[Start of Attachment]

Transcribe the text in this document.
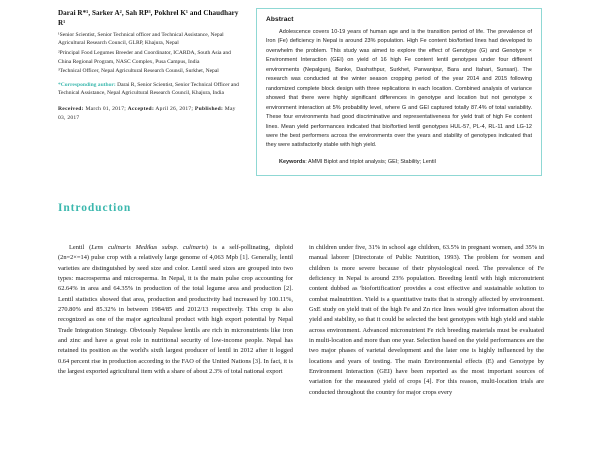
Darai R*¹, Sarker A², Sah RP³, Pokhrel K¹ and Chaudhary R¹
¹Senior Scientist, Senior Technical officer and Technical Assistance, Nepal Agricultural Research Council, GLRP, Khajura, Nepal
²Principal Food Legumes Breeder and Coordinator, ICARDA, South Asia and China Regional Program, NASC Complex, Pusa Campus, India
³Technical Officer, Nepal Agricultural Research Counsil, Surkhet, Nepal
*Corresponding author: Darai R, Senior Scientist, Senior Technical Officer and Technical Assistance, Nepal Agricultural Research Council, Khajura, India
Received: March 01, 2017; Accepted: April 26, 2017; Published: May 03, 2017
Abstract
Adolescence covers 10-19 years of human age and is the transition period of life. The prevalence of Iron (Fe) deficiency in Nepal is around 23% population. High Fe content bio/fortied lines had developed to overwhelm the problem. This study was aimed to explore the effect of Genotype (G) and Genotype × Environment Interaction (GEI) on yield of 16 high Fe content lentil genotypes under four different environments (Nepalgunj, Banke, Dashsthpur, Surkhet, Parwanipur, Bara and Itahari, Sunsari). The research was conducted at the winter season cropping period of the year 2014 and 2015 following randomized complete block design with three replications in each location. Combined analysis of variance showed that there were highly significant differences in genotype and location but not genotype x environment interaction at 5% probability level, where G and GEI captured totally 87.4% of total variability. These four environments had good discriminative and representativeness for yield trait of high Fe content lines. Mean yield performances indicated that bio/fortied lentil genotypes HUL-57, PL-4, RL-11 and LG-12 were the best performers across the environments over the years and stability of genotypes indicated that they were satisfactorily stable with high yield.
Keywords: AMMI Biplot and triplot analysis; GEI; Stability; Lentil
Introduction

Lentil (Lens culinaris Medikus subsp. culinaris) is a self-pollinating, diploid (2n=2×=14) pulse crop with a relatively large genome of 4,063 Mpb [1]. Generally, lentil varieties are distinguished by seed size and color. Lentil seed sizes are grouped into two types: macrosperma and microsperma. In Nepal, it is the main pulse crop accounting for 62.64% in area and 64.35% in production of the total legume area and production [2]. Lentil statistics showed that area, production and productivity had increased by 100.11%, 270.80% and 85.32% in between 1984/85 and 2012/13 respectively. This crop is also recognized as one of the major agricultural product with high export potential by Nepal Trade Integration Strategy. Obviously Nepalese lentils are rich in micronutrients like iron and zinc and have a great role in nutritional security of low-income people. Nepal has retained its position as the world's sixth largest producer of lentil in 2012 after it logged 0.64 percent rise in production according to the FAO of the United Nations [3]. In fact, it is the largest exported agricultural item with a share of about 2.3% of total national export

in children under five, 31% in school age children, 63.5% in pregnant women, and 35% in manual laborer [Directorate of Public Nutrition, 1993). The problem for women and children is more severe because of their physiological need. The prevalence of Fe deficiency in Nepal is around 23% population. Breeding lentil with high micronutrient content dubbed as 'biofortification' provides a cost effective and sustainable solution to combat malnutrition. Yield is a quantitative traits that is strongly affected by environment. GxE study on yield trait of the high Fe and Zn rice lines would give information about the yield and stability, so that it could be selected the best genotypes with high yield and stable across environment. Advanced micronutrient Fe rich breeding materials must be evaluated in multi-location and more than one year. Selection based on the yield performances are the two major phases of varietal development and the later one is highly influenced by the locations and years of testing. The main Environmental effects (E) and Genotype by Environment Interaction (GEI) have been reported as the most important sources of variation for the measured yield of crops [4]. For this reason, multi-location trials are conducted throughout the country for major crops every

[End of Attachment]

EXERCISE BRIEF: Without the pictures, retype all of the data above exactly.

COMPLETED TASK:
Transcribe the text in this document.
Darai R*¹, Sarker A², Sah RP³, Pokhrel K¹ and Chaudhary R¹
¹Senior Scientist, Senior Technical officer and Technical Assistance, Nepal Agricultural Research Council, GLRP, Khajura, Nepal
²Principal Food Legumes Breeder and Coordinator, ICARDA, South Asia and China Regional Program, NASC Complex, Pusa Campus, India
³Technical Officer, Nepal Agricultural Research Counsil, Surkhet, Nepal
*Corresponding author: Darai R, Senior Scientist, Senior Technical Officer and Technical Assistance, Nepal Agricultural Research Council, Khajura, India
Received: March 01, 2017; Accepted: April 26, 2017; Published: May 03, 2017
Abstract
Adolescence covers 10-19 years of human age and is the transition period of life. The prevalence of Iron (Fe) deficiency in Nepal is around 23% population. High Fe content bio/fortied lines had developed to overwhelm the problem. This study was aimed to explore the effect of Genotype (G) and Genotype × Environment Interaction (GEI) on yield of 16 high Fe content lentil genotypes under four different environments (Nepalgunj, Banke, Dashsthpur, Surkhet, Parwanipur, Bara and Itahari, Sunsari). The research was conducted at the winter season cropping period of the year 2014 and 2015 following randomized complete block design with three replications in each location. Combined analysis of variance showed that there were highly significant differences in genotype and location but not genotype x environment interaction at 5% probability level, where G and GEI captured totally 87.4% of total variability. These four environments had good discriminative and representativeness for yield trait of high Fe content lines. Mean yield performances indicated that bio/fortied lentil genotypes HUL-57, PL-4, RL-11 and LG-12 were the best performers across the environments over the years and stability of genotypes indicated that they were satisfactorily stable with high yield.
Keywords: AMMI Biplot and triplot analysis; GEI; Stability; Lentil
Introduction

Lentil (Lens culinaris Medikus subsp. culinaris) is a self-pollinating, diploid (2n=2×=14) pulse crop with a relatively large genome of 4,063 Mpb [1]. Generally, lentil varieties are distinguished by seed size and color. Lentil seed sizes are grouped into two types: macrosperma and microsperma. In Nepal, it is the main pulse crop accounting for 62.64% in area and 64.35% in production of the total legume area and production [2]. Lentil statistics showed that area, production and productivity had increased by 100.11%, 270.80% and 85.32% in between 1984/85 and 2012/13 respectively. This crop is also recognized as one of the major agricultural product with high export potential by Nepal Trade Integration Strategy. Obviously Nepalese lentils are rich in micronutrients like iron and zinc and have a great role in nutritional security of low-income people. Nepal has retained its position as the world's sixth largest producer of lentil in 2012 after it logged 0.64 percent rise in production according to the FAO of the United Nations [3]. In fact, it is the largest exported agricultural item with a share of about 2.3% of total national export

in children under five, 31% in school age children, 63.5% in pregnant women, and 35% in manual laborer [Directorate of Public Nutrition, 1993). The problem for women and children is more severe because of their physiological need. The prevalence of Fe deficiency in Nepal is around 23% population. Breeding lentil with high micronutrient content dubbed as 'biofortification' provides a cost effective and sustainable solution to combat malnutrition. Yield is a quantitative traits that is strongly affected by environment. GxE study on yield trait of the high Fe and Zn rice lines would give information about the yield and stability, so that it could be selected the best genotypes with high yield and stable across environment. Advanced micronutrient Fe rich breeding materials must be evaluated in multi-location and more than one year. Selection based on the yield performances are the two major phases of varietal development and the later one is highly influenced by the locations and years of testing. The main Environmental effects (E) and Genotype by Environment Interaction (GEI) have been reported as the most important sources of variation for the measured yield of crops [4]. For this reason, multi-location trials are conducted throughout the country for major crops every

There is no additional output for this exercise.